## WORK TO DO
Copy the entries below exactly. Images do not belong in the copy.

## PROVIDED RECORDS
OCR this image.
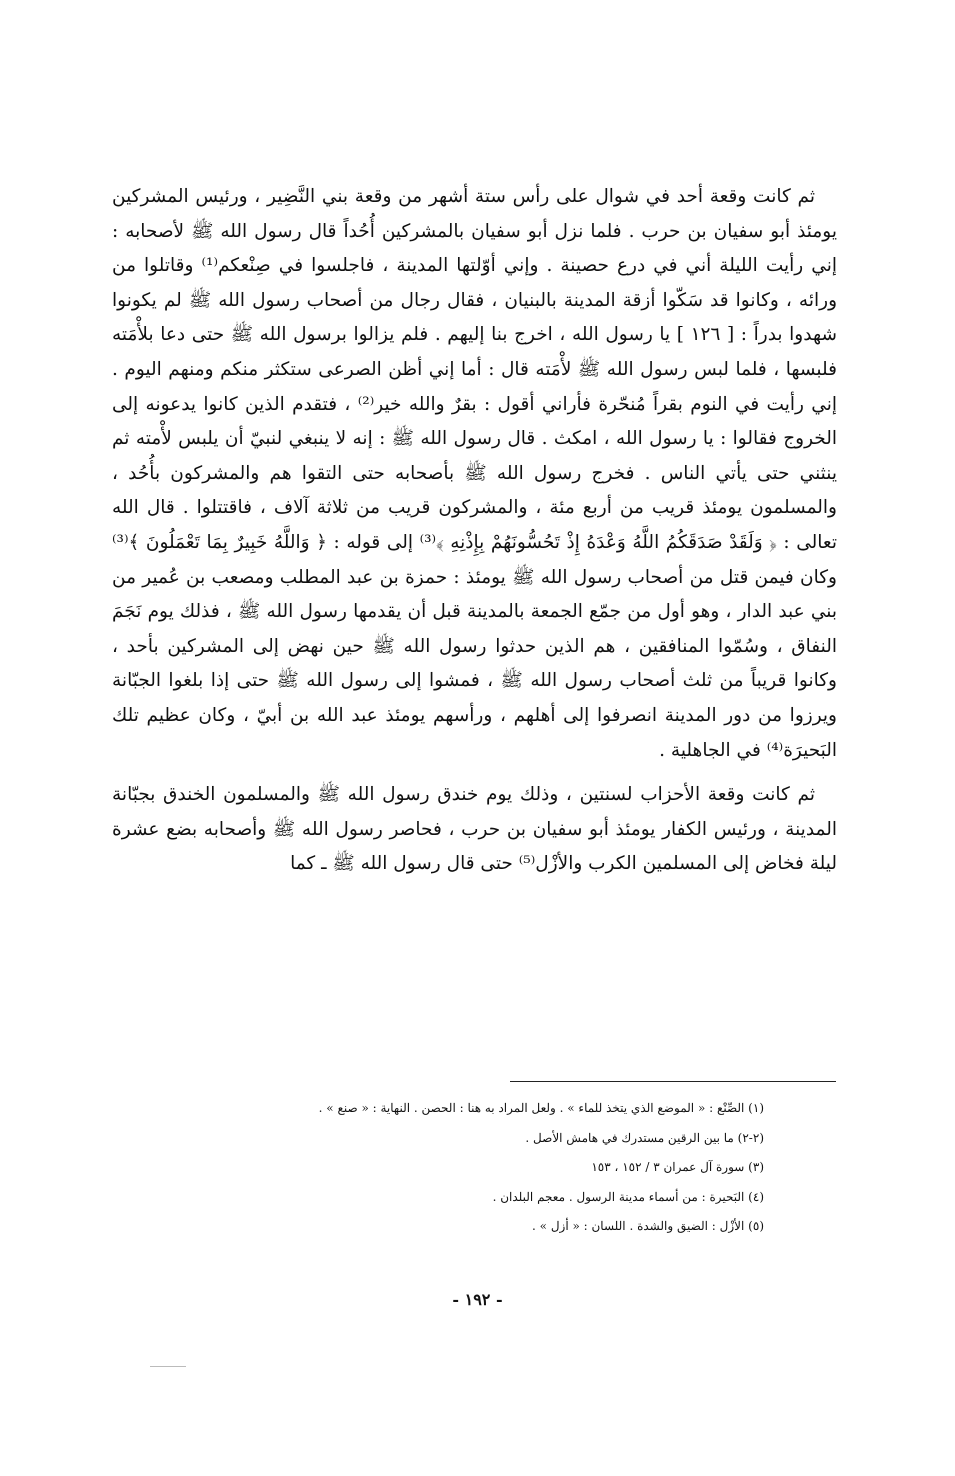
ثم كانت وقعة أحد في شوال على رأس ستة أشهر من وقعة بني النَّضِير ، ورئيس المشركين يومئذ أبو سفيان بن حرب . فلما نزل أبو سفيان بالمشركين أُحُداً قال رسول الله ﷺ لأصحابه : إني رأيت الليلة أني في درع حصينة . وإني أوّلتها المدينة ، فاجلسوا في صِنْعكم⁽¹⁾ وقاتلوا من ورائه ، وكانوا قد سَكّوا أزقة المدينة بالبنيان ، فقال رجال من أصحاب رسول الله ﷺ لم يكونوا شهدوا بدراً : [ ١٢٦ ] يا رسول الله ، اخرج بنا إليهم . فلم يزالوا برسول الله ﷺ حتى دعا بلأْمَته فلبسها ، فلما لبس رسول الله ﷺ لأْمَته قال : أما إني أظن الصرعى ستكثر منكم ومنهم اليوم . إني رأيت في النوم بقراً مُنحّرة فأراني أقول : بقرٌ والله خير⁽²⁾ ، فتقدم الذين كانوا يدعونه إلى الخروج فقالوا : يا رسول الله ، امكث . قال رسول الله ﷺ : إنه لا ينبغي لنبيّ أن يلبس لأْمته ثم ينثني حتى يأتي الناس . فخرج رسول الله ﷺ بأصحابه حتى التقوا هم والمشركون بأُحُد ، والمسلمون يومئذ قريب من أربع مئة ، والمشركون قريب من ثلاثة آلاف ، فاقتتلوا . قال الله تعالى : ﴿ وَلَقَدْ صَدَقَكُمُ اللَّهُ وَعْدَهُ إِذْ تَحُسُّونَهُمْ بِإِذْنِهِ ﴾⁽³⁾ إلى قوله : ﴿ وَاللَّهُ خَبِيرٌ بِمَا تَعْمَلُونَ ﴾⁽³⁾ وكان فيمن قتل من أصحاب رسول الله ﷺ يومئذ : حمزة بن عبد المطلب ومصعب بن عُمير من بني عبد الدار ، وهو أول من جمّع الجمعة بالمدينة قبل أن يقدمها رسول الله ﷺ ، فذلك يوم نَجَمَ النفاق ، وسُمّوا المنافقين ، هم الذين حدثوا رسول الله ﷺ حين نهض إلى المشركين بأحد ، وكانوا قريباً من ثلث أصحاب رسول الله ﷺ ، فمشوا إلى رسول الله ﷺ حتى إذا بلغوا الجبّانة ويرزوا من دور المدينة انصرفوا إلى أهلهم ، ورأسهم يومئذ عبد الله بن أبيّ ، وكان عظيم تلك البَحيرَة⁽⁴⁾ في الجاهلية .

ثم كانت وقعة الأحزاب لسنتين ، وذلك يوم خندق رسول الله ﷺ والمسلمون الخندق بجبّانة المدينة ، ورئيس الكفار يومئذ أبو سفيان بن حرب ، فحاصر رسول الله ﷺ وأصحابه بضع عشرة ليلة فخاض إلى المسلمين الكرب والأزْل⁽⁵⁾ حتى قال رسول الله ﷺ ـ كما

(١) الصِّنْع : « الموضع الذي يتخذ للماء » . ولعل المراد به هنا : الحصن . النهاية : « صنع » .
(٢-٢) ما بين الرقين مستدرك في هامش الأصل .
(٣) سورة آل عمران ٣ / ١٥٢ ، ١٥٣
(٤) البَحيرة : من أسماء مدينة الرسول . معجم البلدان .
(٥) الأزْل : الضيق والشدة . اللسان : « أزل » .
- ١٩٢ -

## WORKED SOLUTION
OCR this image.
ثم كانت وقعة أحد في شوال على رأس ستة أشهر من وقعة بني النَّضِير ، ورئيس المشركين يومئذ أبو سفيان بن حرب . فلما نزل أبو سفيان بالمشركين أُحُداً قال رسول الله ﷺ لأصحابه : إني رأيت الليلة أني في درع حصينة . وإني أوّلتها المدينة ، فاجلسوا في صِنْعكم⁽¹⁾ وقاتلوا من ورائه ، وكانوا قد سَكّوا أزقة المدينة بالبنيان ، فقال رجال من أصحاب رسول الله ﷺ لم يكونوا شهدوا بدراً : [ ١٢٦ ] يا رسول الله ، اخرج بنا إليهم . فلم يزالوا برسول الله ﷺ حتى دعا بلأْمَته فلبسها ، فلما لبس رسول الله ﷺ لأْمَته قال : أما إني أظن الصرعى ستكثر منكم ومنهم اليوم . إني رأيت في النوم بقراً مُنحّرة فأراني أقول : بقرٌ والله خير⁽²⁾ ، فتقدم الذين كانوا يدعونه إلى الخروج فقالوا : يا رسول الله ، امكث . قال رسول الله ﷺ : إنه لا ينبغي لنبيّ أن يلبس لأْمته ثم ينثني حتى يأتي الناس . فخرج رسول الله ﷺ بأصحابه حتى التقوا هم والمشركون بأُحُد ، والمسلمون يومئذ قريب من أربع مئة ، والمشركون قريب من ثلاثة آلاف ، فاقتتلوا . قال الله تعالى : ﴿ وَلَقَدْ صَدَقَكُمُ اللَّهُ وَعْدَهُ إِذْ تَحُسُّونَهُمْ بِإِذْنِهِ ﴾⁽³⁾ إلى قوله : ﴿ وَاللَّهُ خَبِيرٌ بِمَا تَعْمَلُونَ ﴾⁽³⁾ وكان فيمن قتل من أصحاب رسول الله ﷺ يومئذ : حمزة بن عبد المطلب ومصعب بن عُمير من بني عبد الدار ، وهو أول من جمّع الجمعة بالمدينة قبل أن يقدمها رسول الله ﷺ ، فذلك يوم نَجَمَ النفاق ، وسُمّوا المنافقين ، هم الذين حدثوا رسول الله ﷺ حين نهض إلى المشركين بأحد ، وكانوا قريباً من ثلث أصحاب رسول الله ﷺ ، فمشوا إلى رسول الله ﷺ حتى إذا بلغوا الجبّانة ويرزوا من دور المدينة انصرفوا إلى أهلهم ، ورأسهم يومئذ عبد الله بن أبيّ ، وكان عظيم تلك البَحيرَة⁽⁴⁾ في الجاهلية .

ثم كانت وقعة الأحزاب لسنتين ، وذلك يوم خندق رسول الله ﷺ والمسلمون الخندق بجبّانة المدينة ، ورئيس الكفار يومئذ أبو سفيان بن حرب ، فحاصر رسول الله ﷺ وأصحابه بضع عشرة ليلة فخاض إلى المسلمين الكرب والأزْل⁽⁵⁾ حتى قال رسول الله ﷺ ـ كما

(١) الصِّنْع : « الموضع الذي يتخذ للماء » . ولعل المراد به هنا : الحصن . النهاية : « صنع » .
(٢-٢) ما بين الرقين مستدرك في هامش الأصل .
(٣) سورة آل عمران ٣ / ١٥٢ ، ١٥٣
(٤) البَحيرة : من أسماء مدينة الرسول . معجم البلدان .
(٥) الأزْل : الضيق والشدة . اللسان : « أزل » .
- ١٩٢ -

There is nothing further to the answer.